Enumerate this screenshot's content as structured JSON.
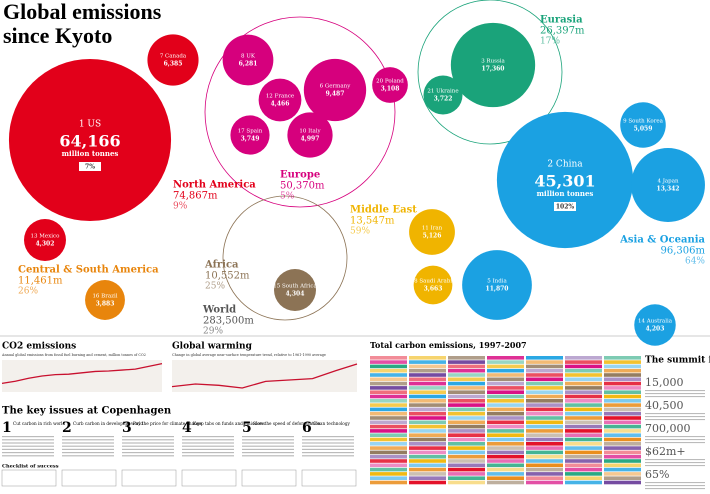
{
  "header": {
    "title_line1": "Global emissions",
    "title_line2": "since Kyoto"
  },
  "chart_data": [
    {
      "type": "bubble",
      "categories": [
        "1 US",
        "7 Canada",
        "13 Mexico",
        "8 UK",
        "6 Germany",
        "12 France",
        "10 Italy",
        "17 Spain",
        "20 Poland",
        "3 Russia",
        "21 Ukraine",
        "2 China",
        "4 Japan",
        "9 South Korea",
        "5 India",
        "14 Australia",
        "11 Iran",
        "18 Saudi Arabia",
        "16 Brazil",
        "15 South Africa"
      ],
      "values": [
        64166,
        6385,
        4302,
        6281,
        9487,
        4466,
        4997,
        3749,
        3108,
        17360,
        3722,
        45301,
        13342,
        5059,
        11870,
        4203,
        5126,
        3663,
        3883,
        4304
      ],
      "value_labels": [
        "64,166",
        "6,385",
        "4,302",
        "6,281",
        "9,487",
        "4,466",
        "4,997",
        "3,749",
        "3,108",
        "17,360",
        "3,722",
        "45,301",
        "13,342",
        "5,059",
        "11,870",
        "4,203",
        "5,126",
        "3,663",
        "3,883",
        "4,304"
      ],
      "colors": [
        "#e2001a",
        "#e2001a",
        "#e2001a",
        "#d6007d",
        "#d6007d",
        "#d6007d",
        "#d6007d",
        "#d6007d",
        "#d6007d",
        "#1aa37a",
        "#1aa37a",
        "#1ba1e2",
        "#1ba1e2",
        "#1ba1e2",
        "#1ba1e2",
        "#1ba1e2",
        "#f0b400",
        "#f0b400",
        "#e8850c",
        "#8c7355"
      ],
      "us_note": {
        "unit": "million tonnes",
        "change": "7%"
      },
      "china_note": {
        "unit": "million tonnes",
        "change": "102%"
      }
    },
    {
      "type": "line",
      "title": "CO2 emissions",
      "subtitle": "Annual global emissions from fossil fuel burning and cement, million tonnes of CO2",
      "x": [
        1960,
        1964,
        1968,
        1972,
        1976,
        1980,
        1984,
        1988,
        1992,
        1996,
        2000,
        2004,
        2008
      ],
      "values": [
        9400,
        11800,
        15000,
        17500,
        19000,
        19500,
        21000,
        22500,
        23000,
        24000,
        25000,
        28000,
        31000
      ],
      "xlim": [
        1960,
        2008
      ],
      "ylim": [
        0,
        35000
      ],
      "color": "#c8102e"
    },
    {
      "type": "line",
      "title": "Global warming",
      "subtitle": "Change in global average near-surface temperature trend, relative to 1961-1990 average",
      "x": [
        1850,
        1870,
        1890,
        1910,
        1930,
        1950,
        1970,
        1990,
        2008
      ],
      "values": [
        -0.4,
        -0.3,
        -0.35,
        -0.45,
        -0.2,
        -0.15,
        -0.1,
        0.2,
        0.45
      ],
      "xlim": [
        1850,
        2008
      ],
      "ylim": [
        -0.6,
        0.6
      ],
      "color": "#c8102e"
    }
  ],
  "regions": [
    {
      "name": "North America",
      "total": "74,867m",
      "change": "9%",
      "color": "#e2001a"
    },
    {
      "name": "Europe",
      "total": "50,370m",
      "change": "5%",
      "color": "#d6007d"
    },
    {
      "name": "Eurasia",
      "total": "26,397m",
      "change": "17%",
      "color": "#1aa37a"
    },
    {
      "name": "Middle East",
      "total": "13,547m",
      "change": "59%",
      "color": "#f0b400"
    },
    {
      "name": "Asia & Oceania",
      "total": "96,306m",
      "change": "64%",
      "color": "#1ba1e2"
    },
    {
      "name": "Central & South America",
      "total": "11,461m",
      "change": "26%",
      "color": "#e8850c"
    },
    {
      "name": "Africa",
      "total": "10,552m",
      "change": "25%",
      "color": "#8c7355"
    },
    {
      "name": "World",
      "total": "283,500m",
      "change": "29%",
      "color": "#555555"
    }
  ],
  "key_issues": {
    "title": "The key issues at Copenhagen",
    "items": [
      {
        "num": "1",
        "title": "Cut carbon in rich world"
      },
      {
        "num": "2",
        "title": "Curb carbon in developing world"
      },
      {
        "num": "3",
        "title": "Pay the price for climate change"
      },
      {
        "num": "4",
        "title": "Keep tabs on funds and emissions"
      },
      {
        "num": "5",
        "title": "Slow the speed of deforestation"
      },
      {
        "num": "6",
        "title": "Clean technology"
      }
    ],
    "checklist": "Checklist of success"
  },
  "table": {
    "title": "Total carbon emissions, 1997-2007"
  },
  "summit": {
    "title": "The summit in numbers",
    "figures": [
      "15,000",
      "40,500",
      "700,000",
      "$62m+",
      "65%"
    ]
  }
}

· · · · ·

= WHAT YOU HAVE TO DO =
Leave out all pictures, then copy the remaining material exactly.

= RESPONSE =
Enumerate this screenshot's content as structured JSON.
{
  "header": {
    "title_line1": "Global emissions",
    "title_line2": "since Kyoto"
  },
  "chart_data": [
    {
      "type": "bubble",
      "categories": [
        "1 US",
        "7 Canada",
        "13 Mexico",
        "8 UK",
        "6 Germany",
        "12 France",
        "10 Italy",
        "17 Spain",
        "20 Poland",
        "3 Russia",
        "21 Ukraine",
        "2 China",
        "4 Japan",
        "9 South Korea",
        "5 India",
        "14 Australia",
        "11 Iran",
        "18 Saudi Arabia",
        "16 Brazil",
        "15 South Africa"
      ],
      "values": [
        64166,
        6385,
        4302,
        6281,
        9487,
        4466,
        4997,
        3749,
        3108,
        17360,
        3722,
        45301,
        13342,
        5059,
        11870,
        4203,
        5126,
        3663,
        3883,
        4304
      ],
      "value_labels": [
        "64,166",
        "6,385",
        "4,302",
        "6,281",
        "9,487",
        "4,466",
        "4,997",
        "3,749",
        "3,108",
        "17,360",
        "3,722",
        "45,301",
        "13,342",
        "5,059",
        "11,870",
        "4,203",
        "5,126",
        "3,663",
        "3,883",
        "4,304"
      ],
      "colors": [
        "#e2001a",
        "#e2001a",
        "#e2001a",
        "#d6007d",
        "#d6007d",
        "#d6007d",
        "#d6007d",
        "#d6007d",
        "#d6007d",
        "#1aa37a",
        "#1aa37a",
        "#1ba1e2",
        "#1ba1e2",
        "#1ba1e2",
        "#1ba1e2",
        "#1ba1e2",
        "#f0b400",
        "#f0b400",
        "#e8850c",
        "#8c7355"
      ],
      "us_note": {
        "unit": "million tonnes",
        "change": "7%"
      },
      "china_note": {
        "unit": "million tonnes",
        "change": "102%"
      }
    },
    {
      "type": "line",
      "title": "CO2 emissions",
      "subtitle": "Annual global emissions from fossil fuel burning and cement, million tonnes of CO2",
      "x": [
        1960,
        1964,
        1968,
        1972,
        1976,
        1980,
        1984,
        1988,
        1992,
        1996,
        2000,
        2004,
        2008
      ],
      "values": [
        9400,
        11800,
        15000,
        17500,
        19000,
        19500,
        21000,
        22500,
        23000,
        24000,
        25000,
        28000,
        31000
      ],
      "xlim": [
        1960,
        2008
      ],
      "ylim": [
        0,
        35000
      ],
      "color": "#c8102e"
    },
    {
      "type": "line",
      "title": "Global warming",
      "subtitle": "Change in global average near-surface temperature trend, relative to 1961-1990 average",
      "x": [
        1850,
        1870,
        1890,
        1910,
        1930,
        1950,
        1970,
        1990,
        2008
      ],
      "values": [
        -0.4,
        -0.3,
        -0.35,
        -0.45,
        -0.2,
        -0.15,
        -0.1,
        0.2,
        0.45
      ],
      "xlim": [
        1850,
        2008
      ],
      "ylim": [
        -0.6,
        0.6
      ],
      "color": "#c8102e"
    }
  ],
  "regions": [
    {
      "name": "North America",
      "total": "74,867m",
      "change": "9%",
      "color": "#e2001a"
    },
    {
      "name": "Europe",
      "total": "50,370m",
      "change": "5%",
      "color": "#d6007d"
    },
    {
      "name": "Eurasia",
      "total": "26,397m",
      "change": "17%",
      "color": "#1aa37a"
    },
    {
      "name": "Middle East",
      "total": "13,547m",
      "change": "59%",
      "color": "#f0b400"
    },
    {
      "name": "Asia & Oceania",
      "total": "96,306m",
      "change": "64%",
      "color": "#1ba1e2"
    },
    {
      "name": "Central & South America",
      "total": "11,461m",
      "change": "26%",
      "color": "#e8850c"
    },
    {
      "name": "Africa",
      "total": "10,552m",
      "change": "25%",
      "color": "#8c7355"
    },
    {
      "name": "World",
      "total": "283,500m",
      "change": "29%",
      "color": "#555555"
    }
  ],
  "key_issues": {
    "title": "The key issues at Copenhagen",
    "items": [
      {
        "num": "1",
        "title": "Cut carbon in rich world"
      },
      {
        "num": "2",
        "title": "Curb carbon in developing world"
      },
      {
        "num": "3",
        "title": "Pay the price for climate change"
      },
      {
        "num": "4",
        "title": "Keep tabs on funds and emissions"
      },
      {
        "num": "5",
        "title": "Slow the speed of deforestation"
      },
      {
        "num": "6",
        "title": "Clean technology"
      }
    ],
    "checklist": "Checklist of success"
  },
  "table": {
    "title": "Total carbon emissions, 1997-2007"
  },
  "summit": {
    "title": "The summit in numbers",
    "figures": [
      "15,000",
      "40,500",
      "700,000",
      "$62m+",
      "65%"
    ]
  }
}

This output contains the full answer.